* start *

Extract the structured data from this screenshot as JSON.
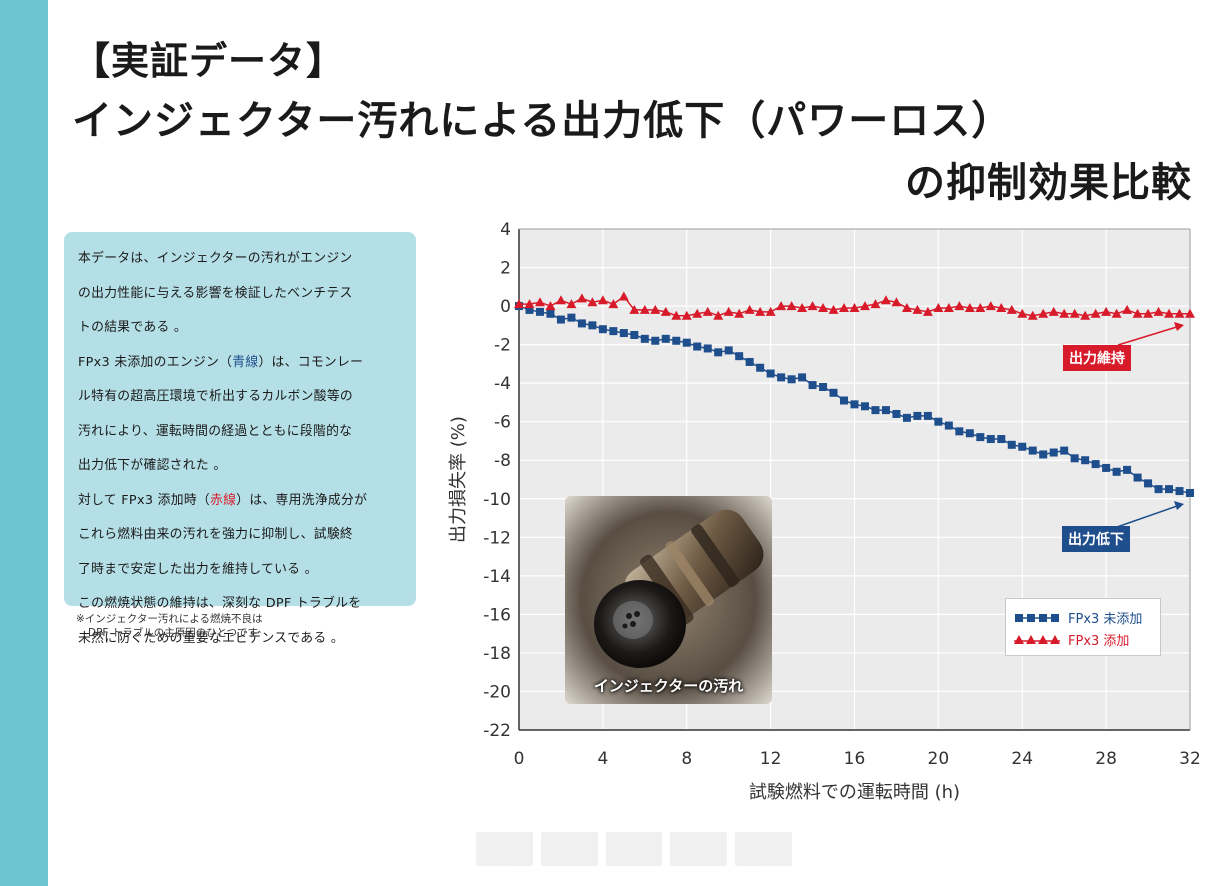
{
  "header": {
    "title_line1": "【実証データ】",
    "title_line2": "インジェクター汚れによる出力低下（パワーロス）",
    "title_line3": "の抑制効果比較"
  },
  "description": {
    "p1_l1": "本データは、インジェクターの汚れがエンジン",
    "p1_l2": "の出力性能に与える影響を検証したベンチテス",
    "p1_l3": "トの結果である 。",
    "p2_l1a": "FPx3 未添加のエンジン（",
    "p2_l1_blue": "青線",
    "p2_l1b": "）は、コモンレー",
    "p2_l2": "ル特有の超高圧環境で析出するカルボン酸等の",
    "p2_l3": "汚れにより、運転時間の経過とともに段階的な",
    "p2_l4": "出力低下が確認された 。",
    "p3_l1a": "対して FPx3 添加時（",
    "p3_l1_red": "赤線",
    "p3_l1b": "）は、専用洗浄成分が",
    "p3_l2": "これら燃料由来の汚れを強力に抑制し、試験終",
    "p3_l3": "了時まで安定した出力を維持している 。",
    "p4_l1": "この燃焼状態の維持は、深刻な DPF トラブルを",
    "p4_l2": "未然に防ぐための重要なエビデンスである 。",
    "note_l1": "※インジェクター汚れによる燃焼不良は",
    "note_l2": "DPF トラブルの主原因のひとつです"
  },
  "photo": {
    "caption": "インジェクターの汚れ"
  },
  "callouts": {
    "maintain": "出力維持",
    "decline": "出力低下"
  },
  "colors": {
    "accent_bar": "#6cc5d1",
    "text_box": "#b5dfe6",
    "blue_series": "#1f4e8c",
    "red_series": "#d81b2a"
  },
  "chart_data": {
    "type": "line",
    "title": "",
    "xlabel": "試験燃料での運転時間 (h)",
    "ylabel": "出力損失率 (%)",
    "xlim": [
      0,
      32
    ],
    "ylim": [
      -22,
      4
    ],
    "xticks": [
      0,
      4,
      8,
      12,
      16,
      20,
      24,
      28,
      32
    ],
    "yticks": [
      4,
      2,
      0,
      -2,
      -4,
      -6,
      -8,
      -10,
      -12,
      -14,
      -16,
      -18,
      -20,
      -22
    ],
    "grid": true,
    "legend_position": "bottom-right",
    "x": [
      0,
      0.5,
      1,
      1.5,
      2,
      2.5,
      3,
      3.5,
      4,
      4.5,
      5,
      5.5,
      6,
      6.5,
      7,
      7.5,
      8,
      8.5,
      9,
      9.5,
      10,
      10.5,
      11,
      11.5,
      12,
      12.5,
      13,
      13.5,
      14,
      14.5,
      15,
      15.5,
      16,
      16.5,
      17,
      17.5,
      18,
      18.5,
      19,
      19.5,
      20,
      20.5,
      21,
      21.5,
      22,
      22.5,
      23,
      23.5,
      24,
      24.5,
      25,
      25.5,
      26,
      26.5,
      27,
      27.5,
      28,
      28.5,
      29,
      29.5,
      30,
      30.5,
      31,
      31.5,
      32
    ],
    "series": [
      {
        "name": "FPx3 未添加",
        "marker": "square",
        "values": [
          0,
          -0.2,
          -0.3,
          -0.4,
          -0.7,
          -0.6,
          -0.9,
          -1.0,
          -1.2,
          -1.3,
          -1.4,
          -1.5,
          -1.7,
          -1.8,
          -1.7,
          -1.8,
          -1.9,
          -2.1,
          -2.2,
          -2.4,
          -2.3,
          -2.6,
          -2.9,
          -3.2,
          -3.5,
          -3.7,
          -3.8,
          -3.7,
          -4.1,
          -4.2,
          -4.5,
          -4.9,
          -5.1,
          -5.2,
          -5.4,
          -5.4,
          -5.6,
          -5.8,
          -5.7,
          -5.7,
          -6.0,
          -6.2,
          -6.5,
          -6.6,
          -6.8,
          -6.9,
          -6.9,
          -7.2,
          -7.3,
          -7.5,
          -7.7,
          -7.6,
          -7.5,
          -7.9,
          -8.0,
          -8.2,
          -8.4,
          -8.6,
          -8.5,
          -8.9,
          -9.2,
          -9.5,
          -9.5,
          -9.6,
          -9.7
        ]
      },
      {
        "name": "FPx3 添加",
        "marker": "triangle",
        "values": [
          0.1,
          0.1,
          0.2,
          0.0,
          0.3,
          0.1,
          0.4,
          0.2,
          0.3,
          0.1,
          0.5,
          -0.2,
          -0.2,
          -0.2,
          -0.3,
          -0.5,
          -0.5,
          -0.4,
          -0.3,
          -0.5,
          -0.3,
          -0.4,
          -0.2,
          -0.3,
          -0.3,
          0.0,
          0.0,
          -0.1,
          0.0,
          -0.1,
          -0.2,
          -0.1,
          -0.1,
          0.0,
          0.1,
          0.3,
          0.2,
          -0.1,
          -0.2,
          -0.3,
          -0.1,
          -0.1,
          0.0,
          -0.1,
          -0.1,
          0.0,
          -0.1,
          -0.2,
          -0.4,
          -0.5,
          -0.4,
          -0.3,
          -0.4,
          -0.4,
          -0.5,
          -0.4,
          -0.3,
          -0.4,
          -0.2,
          -0.4,
          -0.4,
          -0.3,
          -0.4,
          -0.4,
          -0.4
        ]
      }
    ]
  }
}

* end *

• STATED PROBLEM: Take the listing above and restate it word for word, without its pictures.

• EXERCISE ANSWER:
Extract the structured data from this screenshot as JSON.
{
  "header": {
    "title_line1": "【実証データ】",
    "title_line2": "インジェクター汚れによる出力低下（パワーロス）",
    "title_line3": "の抑制効果比較"
  },
  "description": {
    "p1_l1": "本データは、インジェクターの汚れがエンジン",
    "p1_l2": "の出力性能に与える影響を検証したベンチテス",
    "p1_l3": "トの結果である 。",
    "p2_l1a": "FPx3 未添加のエンジン（",
    "p2_l1_blue": "青線",
    "p2_l1b": "）は、コモンレー",
    "p2_l2": "ル特有の超高圧環境で析出するカルボン酸等の",
    "p2_l3": "汚れにより、運転時間の経過とともに段階的な",
    "p2_l4": "出力低下が確認された 。",
    "p3_l1a": "対して FPx3 添加時（",
    "p3_l1_red": "赤線",
    "p3_l1b": "）は、専用洗浄成分が",
    "p3_l2": "これら燃料由来の汚れを強力に抑制し、試験終",
    "p3_l3": "了時まで安定した出力を維持している 。",
    "p4_l1": "この燃焼状態の維持は、深刻な DPF トラブルを",
    "p4_l2": "未然に防ぐための重要なエビデンスである 。",
    "note_l1": "※インジェクター汚れによる燃焼不良は",
    "note_l2": "DPF トラブルの主原因のひとつです"
  },
  "photo": {
    "caption": "インジェクターの汚れ"
  },
  "callouts": {
    "maintain": "出力維持",
    "decline": "出力低下"
  },
  "colors": {
    "accent_bar": "#6cc5d1",
    "text_box": "#b5dfe6",
    "blue_series": "#1f4e8c",
    "red_series": "#d81b2a"
  },
  "chart_data": {
    "type": "line",
    "title": "",
    "xlabel": "試験燃料での運転時間 (h)",
    "ylabel": "出力損失率 (%)",
    "xlim": [
      0,
      32
    ],
    "ylim": [
      -22,
      4
    ],
    "xticks": [
      0,
      4,
      8,
      12,
      16,
      20,
      24,
      28,
      32
    ],
    "yticks": [
      4,
      2,
      0,
      -2,
      -4,
      -6,
      -8,
      -10,
      -12,
      -14,
      -16,
      -18,
      -20,
      -22
    ],
    "grid": true,
    "legend_position": "bottom-right",
    "x": [
      0,
      0.5,
      1,
      1.5,
      2,
      2.5,
      3,
      3.5,
      4,
      4.5,
      5,
      5.5,
      6,
      6.5,
      7,
      7.5,
      8,
      8.5,
      9,
      9.5,
      10,
      10.5,
      11,
      11.5,
      12,
      12.5,
      13,
      13.5,
      14,
      14.5,
      15,
      15.5,
      16,
      16.5,
      17,
      17.5,
      18,
      18.5,
      19,
      19.5,
      20,
      20.5,
      21,
      21.5,
      22,
      22.5,
      23,
      23.5,
      24,
      24.5,
      25,
      25.5,
      26,
      26.5,
      27,
      27.5,
      28,
      28.5,
      29,
      29.5,
      30,
      30.5,
      31,
      31.5,
      32
    ],
    "series": [
      {
        "name": "FPx3 未添加",
        "marker": "square",
        "values": [
          0,
          -0.2,
          -0.3,
          -0.4,
          -0.7,
          -0.6,
          -0.9,
          -1.0,
          -1.2,
          -1.3,
          -1.4,
          -1.5,
          -1.7,
          -1.8,
          -1.7,
          -1.8,
          -1.9,
          -2.1,
          -2.2,
          -2.4,
          -2.3,
          -2.6,
          -2.9,
          -3.2,
          -3.5,
          -3.7,
          -3.8,
          -3.7,
          -4.1,
          -4.2,
          -4.5,
          -4.9,
          -5.1,
          -5.2,
          -5.4,
          -5.4,
          -5.6,
          -5.8,
          -5.7,
          -5.7,
          -6.0,
          -6.2,
          -6.5,
          -6.6,
          -6.8,
          -6.9,
          -6.9,
          -7.2,
          -7.3,
          -7.5,
          -7.7,
          -7.6,
          -7.5,
          -7.9,
          -8.0,
          -8.2,
          -8.4,
          -8.6,
          -8.5,
          -8.9,
          -9.2,
          -9.5,
          -9.5,
          -9.6,
          -9.7
        ]
      },
      {
        "name": "FPx3 添加",
        "marker": "triangle",
        "values": [
          0.1,
          0.1,
          0.2,
          0.0,
          0.3,
          0.1,
          0.4,
          0.2,
          0.3,
          0.1,
          0.5,
          -0.2,
          -0.2,
          -0.2,
          -0.3,
          -0.5,
          -0.5,
          -0.4,
          -0.3,
          -0.5,
          -0.3,
          -0.4,
          -0.2,
          -0.3,
          -0.3,
          0.0,
          0.0,
          -0.1,
          0.0,
          -0.1,
          -0.2,
          -0.1,
          -0.1,
          0.0,
          0.1,
          0.3,
          0.2,
          -0.1,
          -0.2,
          -0.3,
          -0.1,
          -0.1,
          0.0,
          -0.1,
          -0.1,
          0.0,
          -0.1,
          -0.2,
          -0.4,
          -0.5,
          -0.4,
          -0.3,
          -0.4,
          -0.4,
          -0.5,
          -0.4,
          -0.3,
          -0.4,
          -0.2,
          -0.4,
          -0.4,
          -0.3,
          -0.4,
          -0.4,
          -0.4
        ]
      }
    ]
  }
}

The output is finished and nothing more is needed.